WHAT TO PRODUCE> Report the number of lines that include "Average", with no additional text.

+++ EXTRACTED INFORMATION +++

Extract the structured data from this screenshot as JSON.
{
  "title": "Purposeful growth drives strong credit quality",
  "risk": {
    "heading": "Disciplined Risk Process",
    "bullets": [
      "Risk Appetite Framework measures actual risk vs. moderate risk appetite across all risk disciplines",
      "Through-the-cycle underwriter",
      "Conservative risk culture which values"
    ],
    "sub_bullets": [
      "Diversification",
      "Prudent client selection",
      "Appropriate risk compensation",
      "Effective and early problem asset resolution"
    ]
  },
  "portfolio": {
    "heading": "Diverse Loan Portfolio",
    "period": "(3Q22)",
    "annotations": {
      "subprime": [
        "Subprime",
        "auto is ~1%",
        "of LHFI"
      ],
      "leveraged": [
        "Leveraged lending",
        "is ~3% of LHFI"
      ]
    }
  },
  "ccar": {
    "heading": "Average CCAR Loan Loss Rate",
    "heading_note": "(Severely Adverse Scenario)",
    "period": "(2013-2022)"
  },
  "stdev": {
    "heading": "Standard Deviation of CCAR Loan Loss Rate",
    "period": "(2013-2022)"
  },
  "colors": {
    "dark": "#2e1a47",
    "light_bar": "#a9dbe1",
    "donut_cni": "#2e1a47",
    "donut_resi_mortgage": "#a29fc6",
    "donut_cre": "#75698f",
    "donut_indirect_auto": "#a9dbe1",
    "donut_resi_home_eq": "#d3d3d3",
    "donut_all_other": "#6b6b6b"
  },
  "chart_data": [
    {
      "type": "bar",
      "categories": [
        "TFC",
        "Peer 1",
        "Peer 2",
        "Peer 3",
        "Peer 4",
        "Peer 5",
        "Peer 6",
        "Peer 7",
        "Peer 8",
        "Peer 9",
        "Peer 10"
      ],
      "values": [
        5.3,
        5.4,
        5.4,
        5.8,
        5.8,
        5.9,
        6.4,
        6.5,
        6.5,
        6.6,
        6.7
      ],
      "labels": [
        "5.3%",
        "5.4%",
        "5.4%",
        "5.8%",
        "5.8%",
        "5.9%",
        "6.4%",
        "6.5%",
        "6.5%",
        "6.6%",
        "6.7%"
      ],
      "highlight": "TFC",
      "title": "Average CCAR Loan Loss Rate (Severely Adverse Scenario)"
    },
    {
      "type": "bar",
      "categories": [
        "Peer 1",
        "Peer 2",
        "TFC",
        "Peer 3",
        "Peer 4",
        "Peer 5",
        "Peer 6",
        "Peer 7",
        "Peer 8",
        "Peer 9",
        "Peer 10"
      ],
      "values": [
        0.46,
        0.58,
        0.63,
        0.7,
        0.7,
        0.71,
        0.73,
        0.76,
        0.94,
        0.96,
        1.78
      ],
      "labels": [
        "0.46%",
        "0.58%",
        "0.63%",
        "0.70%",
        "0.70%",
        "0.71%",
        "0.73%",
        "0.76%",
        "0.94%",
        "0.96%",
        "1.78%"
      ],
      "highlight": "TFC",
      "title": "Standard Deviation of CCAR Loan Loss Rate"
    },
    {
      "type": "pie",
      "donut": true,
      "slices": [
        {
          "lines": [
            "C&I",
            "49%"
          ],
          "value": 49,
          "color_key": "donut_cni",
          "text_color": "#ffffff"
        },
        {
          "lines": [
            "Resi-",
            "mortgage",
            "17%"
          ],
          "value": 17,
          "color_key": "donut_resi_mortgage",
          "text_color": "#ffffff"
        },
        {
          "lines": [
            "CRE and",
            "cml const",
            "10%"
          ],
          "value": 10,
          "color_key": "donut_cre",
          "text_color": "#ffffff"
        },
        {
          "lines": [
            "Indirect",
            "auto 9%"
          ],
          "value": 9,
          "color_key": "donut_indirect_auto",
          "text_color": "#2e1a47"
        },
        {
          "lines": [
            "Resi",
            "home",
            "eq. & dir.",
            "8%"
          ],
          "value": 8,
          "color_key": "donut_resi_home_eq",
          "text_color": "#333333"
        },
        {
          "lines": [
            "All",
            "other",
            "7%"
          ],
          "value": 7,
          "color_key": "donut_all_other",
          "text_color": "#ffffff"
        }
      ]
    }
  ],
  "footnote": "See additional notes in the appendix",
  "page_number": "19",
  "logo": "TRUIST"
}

+++

EXERCISE RESPONSE> 2